TO DO
Gather each line of the records where "ANSYS" appears.
begin DATASET EXTRACT
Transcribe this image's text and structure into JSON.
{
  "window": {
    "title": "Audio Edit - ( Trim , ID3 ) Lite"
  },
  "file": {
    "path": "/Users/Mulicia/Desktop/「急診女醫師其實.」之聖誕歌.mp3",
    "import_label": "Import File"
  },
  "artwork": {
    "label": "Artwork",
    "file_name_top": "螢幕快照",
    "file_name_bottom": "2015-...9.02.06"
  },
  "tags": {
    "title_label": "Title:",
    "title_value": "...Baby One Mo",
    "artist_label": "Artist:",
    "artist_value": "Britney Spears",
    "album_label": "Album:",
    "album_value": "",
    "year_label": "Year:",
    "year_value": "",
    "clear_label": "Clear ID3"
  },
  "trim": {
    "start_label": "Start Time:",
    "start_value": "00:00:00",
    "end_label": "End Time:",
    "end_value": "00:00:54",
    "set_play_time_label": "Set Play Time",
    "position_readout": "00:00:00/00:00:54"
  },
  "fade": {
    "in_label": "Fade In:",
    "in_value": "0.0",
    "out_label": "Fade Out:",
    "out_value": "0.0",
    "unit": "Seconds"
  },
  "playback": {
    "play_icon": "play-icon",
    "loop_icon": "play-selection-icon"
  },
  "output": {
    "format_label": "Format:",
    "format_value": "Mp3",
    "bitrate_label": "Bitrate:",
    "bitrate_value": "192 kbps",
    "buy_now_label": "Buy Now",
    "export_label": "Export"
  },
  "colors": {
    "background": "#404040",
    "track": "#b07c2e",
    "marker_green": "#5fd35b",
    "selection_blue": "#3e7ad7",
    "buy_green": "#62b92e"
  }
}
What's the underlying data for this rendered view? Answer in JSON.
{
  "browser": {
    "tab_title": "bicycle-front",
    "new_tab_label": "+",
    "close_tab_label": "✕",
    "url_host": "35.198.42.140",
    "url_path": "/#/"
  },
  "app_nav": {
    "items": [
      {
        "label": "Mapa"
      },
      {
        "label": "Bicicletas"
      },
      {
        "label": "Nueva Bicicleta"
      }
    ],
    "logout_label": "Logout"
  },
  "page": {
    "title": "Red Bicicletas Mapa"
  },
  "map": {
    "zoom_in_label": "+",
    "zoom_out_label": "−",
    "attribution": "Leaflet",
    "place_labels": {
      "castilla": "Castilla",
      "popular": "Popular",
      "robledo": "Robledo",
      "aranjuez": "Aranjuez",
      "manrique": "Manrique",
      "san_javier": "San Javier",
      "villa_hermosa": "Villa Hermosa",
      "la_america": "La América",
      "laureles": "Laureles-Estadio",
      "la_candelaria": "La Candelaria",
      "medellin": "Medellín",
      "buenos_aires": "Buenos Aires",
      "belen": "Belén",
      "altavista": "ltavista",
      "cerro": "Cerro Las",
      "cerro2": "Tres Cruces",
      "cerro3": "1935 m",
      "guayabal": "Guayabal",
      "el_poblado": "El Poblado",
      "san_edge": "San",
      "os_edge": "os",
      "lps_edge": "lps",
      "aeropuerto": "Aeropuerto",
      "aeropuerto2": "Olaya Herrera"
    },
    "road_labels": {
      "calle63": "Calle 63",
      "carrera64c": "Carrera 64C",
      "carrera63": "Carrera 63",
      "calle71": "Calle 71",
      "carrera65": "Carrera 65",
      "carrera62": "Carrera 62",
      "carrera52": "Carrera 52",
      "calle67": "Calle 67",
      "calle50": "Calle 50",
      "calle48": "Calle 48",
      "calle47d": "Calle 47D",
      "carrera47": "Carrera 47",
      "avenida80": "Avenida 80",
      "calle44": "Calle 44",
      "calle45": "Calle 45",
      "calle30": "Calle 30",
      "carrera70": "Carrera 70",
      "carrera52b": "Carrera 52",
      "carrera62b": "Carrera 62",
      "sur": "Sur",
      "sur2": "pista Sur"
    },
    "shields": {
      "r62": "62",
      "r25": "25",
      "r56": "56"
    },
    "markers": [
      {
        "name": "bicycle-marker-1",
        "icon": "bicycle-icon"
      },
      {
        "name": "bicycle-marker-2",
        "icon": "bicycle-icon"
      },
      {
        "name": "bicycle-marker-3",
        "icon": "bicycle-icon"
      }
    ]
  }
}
end DATASET EXTRACT
begin DATASET EXTRACT
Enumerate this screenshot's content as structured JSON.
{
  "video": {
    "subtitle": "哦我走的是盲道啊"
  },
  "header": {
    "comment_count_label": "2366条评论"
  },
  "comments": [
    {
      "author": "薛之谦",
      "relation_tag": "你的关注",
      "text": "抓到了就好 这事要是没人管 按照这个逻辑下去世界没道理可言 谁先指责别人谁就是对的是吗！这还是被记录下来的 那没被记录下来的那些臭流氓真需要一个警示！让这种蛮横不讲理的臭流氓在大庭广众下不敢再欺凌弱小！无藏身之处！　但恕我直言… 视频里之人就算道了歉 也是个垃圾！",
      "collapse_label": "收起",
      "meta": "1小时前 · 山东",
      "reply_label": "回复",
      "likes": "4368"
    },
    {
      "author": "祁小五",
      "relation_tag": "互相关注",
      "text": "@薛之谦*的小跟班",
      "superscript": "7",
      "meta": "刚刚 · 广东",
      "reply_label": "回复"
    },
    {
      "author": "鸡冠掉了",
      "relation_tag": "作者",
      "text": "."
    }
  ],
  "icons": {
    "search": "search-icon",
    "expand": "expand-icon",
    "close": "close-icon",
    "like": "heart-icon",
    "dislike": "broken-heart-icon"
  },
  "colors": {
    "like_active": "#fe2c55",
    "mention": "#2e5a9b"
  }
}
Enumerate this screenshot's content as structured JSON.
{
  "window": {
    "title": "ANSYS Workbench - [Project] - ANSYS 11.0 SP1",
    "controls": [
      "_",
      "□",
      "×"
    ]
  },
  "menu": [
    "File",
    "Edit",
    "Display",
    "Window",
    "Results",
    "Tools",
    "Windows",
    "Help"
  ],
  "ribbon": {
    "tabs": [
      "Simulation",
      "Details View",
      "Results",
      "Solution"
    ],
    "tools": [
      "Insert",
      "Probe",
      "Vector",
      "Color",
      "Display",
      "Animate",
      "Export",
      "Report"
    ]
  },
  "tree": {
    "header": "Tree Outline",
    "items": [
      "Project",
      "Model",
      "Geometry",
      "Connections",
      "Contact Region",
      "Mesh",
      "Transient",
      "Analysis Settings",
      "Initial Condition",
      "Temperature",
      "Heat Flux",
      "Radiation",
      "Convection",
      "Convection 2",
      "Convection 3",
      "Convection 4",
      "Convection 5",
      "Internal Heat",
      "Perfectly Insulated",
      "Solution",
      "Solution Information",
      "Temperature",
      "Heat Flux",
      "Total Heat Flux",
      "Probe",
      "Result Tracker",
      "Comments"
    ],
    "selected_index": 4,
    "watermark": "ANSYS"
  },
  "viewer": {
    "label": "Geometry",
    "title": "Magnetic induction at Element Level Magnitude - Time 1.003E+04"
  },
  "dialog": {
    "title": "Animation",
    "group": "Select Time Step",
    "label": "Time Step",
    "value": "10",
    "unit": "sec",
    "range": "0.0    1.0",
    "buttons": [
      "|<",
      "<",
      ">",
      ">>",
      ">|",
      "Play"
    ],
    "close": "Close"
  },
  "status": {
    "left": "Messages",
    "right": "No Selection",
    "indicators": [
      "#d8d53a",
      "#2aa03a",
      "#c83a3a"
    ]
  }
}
end DATASET EXTRACT
SOLVED EXERCISE
    "title": "ANSYS Workbench - [Project] - ANSYS 11.0 SP1",
    "watermark": "ANSYS"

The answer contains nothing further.